PROVIDED RECORDS
• • • • • • •

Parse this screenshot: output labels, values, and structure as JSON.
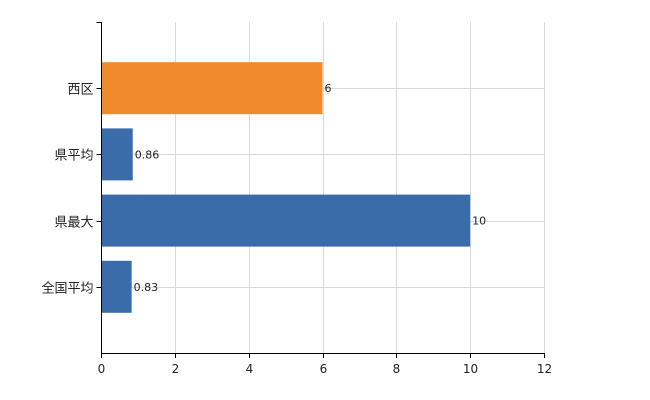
{
  "chart_data": {
    "type": "bar",
    "orientation": "horizontal",
    "categories": [
      "西区",
      "県平均",
      "県最大",
      "全国平均"
    ],
    "values": [
      6,
      0.86,
      10,
      0.83
    ],
    "value_labels": [
      "6",
      "0.86",
      "10",
      "0.83"
    ],
    "bar_colors": [
      "#EF8B2C",
      "#3A6CAA",
      "#3A6CAA",
      "#3A6CAA"
    ],
    "xlim": [
      0,
      12
    ],
    "xticks": [
      0,
      2,
      4,
      6,
      8,
      10,
      12
    ],
    "xtick_labels": [
      "0",
      "2",
      "4",
      "6",
      "8",
      "10",
      "12"
    ],
    "grid": true,
    "title": "",
    "xlabel": "",
    "ylabel": ""
  }
}
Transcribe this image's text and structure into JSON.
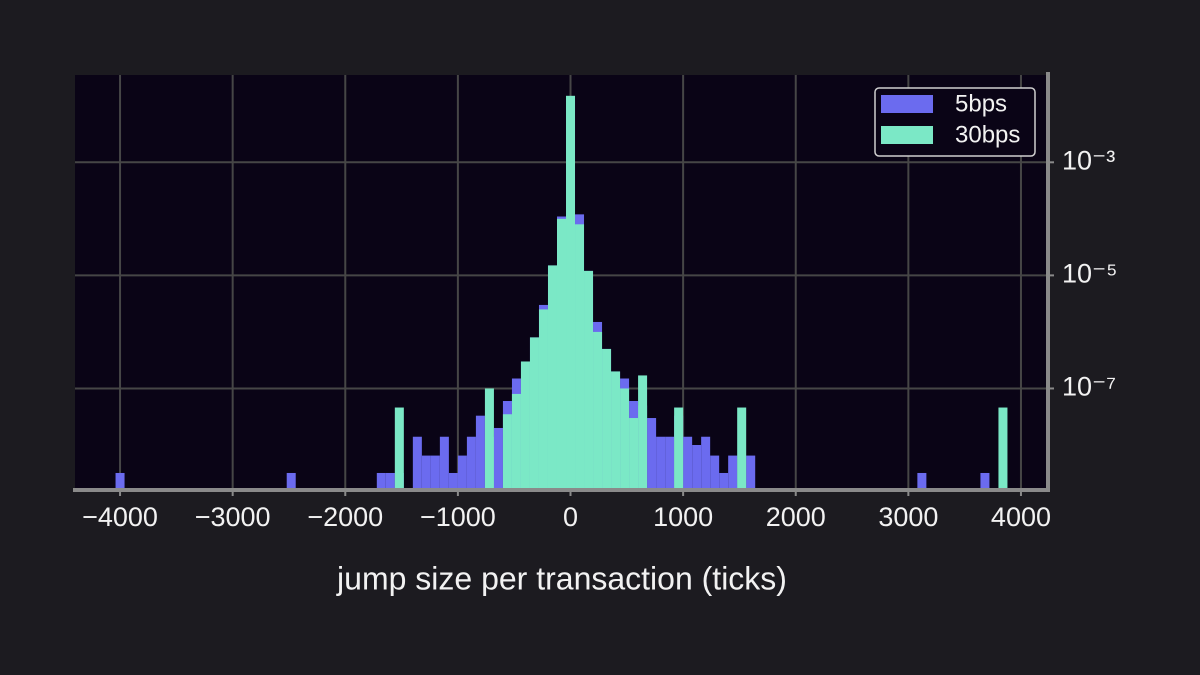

• • • • • • •

WHAT IS BEING ASKED
Copy every record character for character. Skip the pictures.

RESULT
Parse this screenshot: output labels, values, and structure as JSON.
{
  "chart_data": {
    "type": "bar",
    "orientation": "horizontal",
    "categories": [
      "西区",
      "県平均",
      "県最大",
      "全国平均"
    ],
    "values": [
      6,
      0.86,
      10,
      0.83
    ],
    "value_labels": [
      "6",
      "0.86",
      "10",
      "0.83"
    ],
    "bar_colors": [
      "#EF8B2C",
      "#3A6CAA",
      "#3A6CAA",
      "#3A6CAA"
    ],
    "xlim": [
      0,
      12
    ],
    "xticks": [
      0,
      2,
      4,
      6,
      8,
      10,
      12
    ],
    "xtick_labels": [
      "0",
      "2",
      "4",
      "6",
      "8",
      "10",
      "12"
    ],
    "grid": true,
    "title": "",
    "xlabel": "",
    "ylabel": ""
  }
}
Transcribe this image's text and structure into JSON.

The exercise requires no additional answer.